» **What is being asked**
Reproduce all of the material word for word.

(Records from a data collection)
## begin

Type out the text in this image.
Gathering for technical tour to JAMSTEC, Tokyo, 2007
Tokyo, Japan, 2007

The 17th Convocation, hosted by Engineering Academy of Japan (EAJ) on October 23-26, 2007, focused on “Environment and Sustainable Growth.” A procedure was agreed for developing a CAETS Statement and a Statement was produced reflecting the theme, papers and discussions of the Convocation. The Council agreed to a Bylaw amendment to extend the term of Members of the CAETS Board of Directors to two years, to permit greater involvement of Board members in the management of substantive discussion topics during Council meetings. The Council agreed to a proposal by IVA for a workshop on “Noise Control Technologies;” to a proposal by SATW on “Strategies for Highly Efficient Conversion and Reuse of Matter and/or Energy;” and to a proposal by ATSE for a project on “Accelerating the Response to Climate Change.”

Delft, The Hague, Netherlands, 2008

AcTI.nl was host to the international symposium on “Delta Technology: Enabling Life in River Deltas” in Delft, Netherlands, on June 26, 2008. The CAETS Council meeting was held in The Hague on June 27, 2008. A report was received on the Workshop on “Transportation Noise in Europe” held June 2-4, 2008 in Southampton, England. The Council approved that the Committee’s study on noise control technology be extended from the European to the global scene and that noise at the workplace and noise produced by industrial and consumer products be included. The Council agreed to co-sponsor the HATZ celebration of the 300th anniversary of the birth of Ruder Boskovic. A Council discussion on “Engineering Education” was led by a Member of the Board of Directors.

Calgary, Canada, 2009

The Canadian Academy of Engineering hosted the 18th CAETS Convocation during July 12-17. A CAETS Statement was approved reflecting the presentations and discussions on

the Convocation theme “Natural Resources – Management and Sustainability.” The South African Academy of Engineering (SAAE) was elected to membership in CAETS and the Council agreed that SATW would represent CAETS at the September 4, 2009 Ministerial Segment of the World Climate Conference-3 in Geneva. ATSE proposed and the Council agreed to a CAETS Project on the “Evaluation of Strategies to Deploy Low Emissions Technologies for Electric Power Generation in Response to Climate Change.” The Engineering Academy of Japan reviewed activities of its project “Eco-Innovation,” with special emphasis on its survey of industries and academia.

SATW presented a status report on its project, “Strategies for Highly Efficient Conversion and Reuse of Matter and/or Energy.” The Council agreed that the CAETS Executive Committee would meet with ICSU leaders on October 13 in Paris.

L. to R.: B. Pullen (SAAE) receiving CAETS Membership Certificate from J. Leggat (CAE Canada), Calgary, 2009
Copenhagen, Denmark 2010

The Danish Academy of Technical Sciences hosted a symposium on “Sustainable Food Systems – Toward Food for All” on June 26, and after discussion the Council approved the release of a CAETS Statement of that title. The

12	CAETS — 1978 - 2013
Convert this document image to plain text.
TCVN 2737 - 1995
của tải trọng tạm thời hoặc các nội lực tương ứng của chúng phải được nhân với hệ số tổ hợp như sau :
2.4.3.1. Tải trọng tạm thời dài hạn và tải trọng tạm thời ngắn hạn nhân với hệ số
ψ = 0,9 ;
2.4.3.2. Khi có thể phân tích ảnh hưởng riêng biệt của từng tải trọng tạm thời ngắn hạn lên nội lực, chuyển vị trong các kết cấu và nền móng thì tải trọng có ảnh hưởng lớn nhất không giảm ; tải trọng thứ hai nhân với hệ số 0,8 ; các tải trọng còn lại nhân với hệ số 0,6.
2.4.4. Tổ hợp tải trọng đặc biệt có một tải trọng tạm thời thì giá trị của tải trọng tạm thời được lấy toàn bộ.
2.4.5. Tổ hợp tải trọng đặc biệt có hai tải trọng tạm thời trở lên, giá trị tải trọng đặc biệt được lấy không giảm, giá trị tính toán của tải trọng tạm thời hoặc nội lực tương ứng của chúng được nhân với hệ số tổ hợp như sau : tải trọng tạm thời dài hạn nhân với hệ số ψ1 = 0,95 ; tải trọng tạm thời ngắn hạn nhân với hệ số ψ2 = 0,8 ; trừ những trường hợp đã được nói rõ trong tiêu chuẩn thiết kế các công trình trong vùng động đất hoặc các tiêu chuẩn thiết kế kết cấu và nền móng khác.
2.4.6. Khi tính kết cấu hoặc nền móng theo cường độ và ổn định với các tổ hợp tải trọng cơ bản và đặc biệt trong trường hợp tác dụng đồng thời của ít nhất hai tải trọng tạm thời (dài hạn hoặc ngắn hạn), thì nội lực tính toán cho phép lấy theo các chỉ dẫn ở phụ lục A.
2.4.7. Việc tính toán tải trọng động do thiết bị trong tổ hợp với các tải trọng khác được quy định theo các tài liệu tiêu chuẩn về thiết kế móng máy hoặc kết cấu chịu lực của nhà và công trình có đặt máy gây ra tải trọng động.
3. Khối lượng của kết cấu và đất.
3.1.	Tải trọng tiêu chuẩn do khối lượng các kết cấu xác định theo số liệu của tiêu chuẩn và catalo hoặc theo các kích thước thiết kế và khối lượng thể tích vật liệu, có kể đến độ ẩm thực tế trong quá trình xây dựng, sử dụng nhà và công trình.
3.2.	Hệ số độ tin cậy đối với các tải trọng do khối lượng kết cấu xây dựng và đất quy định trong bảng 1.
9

## end

» **Written answer**
Type out the text in this image.
Gathering for technical tour to JAMSTEC, Tokyo, 2007
Tokyo, Japan, 2007

The 17th Convocation, hosted by Engineering Academy of Japan (EAJ) on October 23-26, 2007, focused on “Environment and Sustainable Growth.” A procedure was agreed for developing a CAETS Statement and a Statement was produced reflecting the theme, papers and discussions of the Convocation. The Council agreed to a Bylaw amendment to extend the term of Members of the CAETS Board of Directors to two years, to permit greater involvement of Board members in the management of substantive discussion topics during Council meetings. The Council agreed to a proposal by IVA for a workshop on “Noise Control Technologies;” to a proposal by SATW on “Strategies for Highly Efficient Conversion and Reuse of Matter and/or Energy;” and to a proposal by ATSE for a project on “Accelerating the Response to Climate Change.”

Delft, The Hague, Netherlands, 2008

AcTI.nl was host to the international symposium on “Delta Technology: Enabling Life in River Deltas” in Delft, Netherlands, on June 26, 2008. The CAETS Council meeting was held in The Hague on June 27, 2008. A report was received on the Workshop on “Transportation Noise in Europe” held June 2-4, 2008 in Southampton, England. The Council approved that the Committee’s study on noise control technology be extended from the European to the global scene and that noise at the workplace and noise produced by industrial and consumer products be included. The Council agreed to co-sponsor the HATZ celebration of the 300th anniversary of the birth of Ruder Boskovic. A Council discussion on “Engineering Education” was led by a Member of the Board of Directors.

Calgary, Canada, 2009

The Canadian Academy of Engineering hosted the 18th CAETS Convocation during July 12-17. A CAETS Statement was approved reflecting the presentations and discussions on

the Convocation theme “Natural Resources – Management and Sustainability.” The South African Academy of Engineering (SAAE) was elected to membership in CAETS and the Council agreed that SATW would represent CAETS at the September 4, 2009 Ministerial Segment of the World Climate Conference-3 in Geneva. ATSE proposed and the Council agreed to a CAETS Project on the “Evaluation of Strategies to Deploy Low Emissions Technologies for Electric Power Generation in Response to Climate Change.” The Engineering Academy of Japan reviewed activities of its project “Eco-Innovation,” with special emphasis on its survey of industries and academia.

SATW presented a status report on its project, “Strategies for Highly Efficient Conversion and Reuse of Matter and/or Energy.” The Council agreed that the CAETS Executive Committee would meet with ICSU leaders on October 13 in Paris.

L. to R.: B. Pullen (SAAE) receiving CAETS Membership Certificate from J. Leggat (CAE Canada), Calgary, 2009
Copenhagen, Denmark 2010

The Danish Academy of Technical Sciences hosted a symposium on “Sustainable Food Systems – Toward Food for All” on June 26, and after discussion the Council approved the release of a CAETS Statement of that title. The

12	CAETS — 1978 - 2013
Convert this document image to plain text.
TCVN 2737 - 1995
của tải trọng tạm thời hoặc các nội lực tương ứng của chúng phải được nhân với hệ số tổ hợp như sau :
2.4.3.1. Tải trọng tạm thời dài hạn và tải trọng tạm thời ngắn hạn nhân với hệ số
ψ = 0,9 ;
2.4.3.2. Khi có thể phân tích ảnh hưởng riêng biệt của từng tải trọng tạm thời ngắn hạn lên nội lực, chuyển vị trong các kết cấu và nền móng thì tải trọng có ảnh hưởng lớn nhất không giảm ; tải trọng thứ hai nhân với hệ số 0,8 ; các tải trọng còn lại nhân với hệ số 0,6.
2.4.4. Tổ hợp tải trọng đặc biệt có một tải trọng tạm thời thì giá trị của tải trọng tạm thời được lấy toàn bộ.
2.4.5. Tổ hợp tải trọng đặc biệt có hai tải trọng tạm thời trở lên, giá trị tải trọng đặc biệt được lấy không giảm, giá trị tính toán của tải trọng tạm thời hoặc nội lực tương ứng của chúng được nhân với hệ số tổ hợp như sau : tải trọng tạm thời dài hạn nhân với hệ số ψ1 = 0,95 ; tải trọng tạm thời ngắn hạn nhân với hệ số ψ2 = 0,8 ; trừ những trường hợp đã được nói rõ trong tiêu chuẩn thiết kế các công trình trong vùng động đất hoặc các tiêu chuẩn thiết kế kết cấu và nền móng khác.
2.4.6. Khi tính kết cấu hoặc nền móng theo cường độ và ổn định với các tổ hợp tải trọng cơ bản và đặc biệt trong trường hợp tác dụng đồng thời của ít nhất hai tải trọng tạm thời (dài hạn hoặc ngắn hạn), thì nội lực tính toán cho phép lấy theo các chỉ dẫn ở phụ lục A.
2.4.7. Việc tính toán tải trọng động do thiết bị trong tổ hợp với các tải trọng khác được quy định theo các tài liệu tiêu chuẩn về thiết kế móng máy hoặc kết cấu chịu lực của nhà và công trình có đặt máy gây ra tải trọng động.
3. Khối lượng của kết cấu và đất.
3.1.	Tải trọng tiêu chuẩn do khối lượng các kết cấu xác định theo số liệu của tiêu chuẩn và catalo hoặc theo các kích thước thiết kế và khối lượng thể tích vật liệu, có kể đến độ ẩm thực tế trong quá trình xây dựng, sử dụng nhà và công trình.
3.2.	Hệ số độ tin cậy đối với các tải trọng do khối lượng kết cấu xây dựng và đất quy định trong bảng 1.
9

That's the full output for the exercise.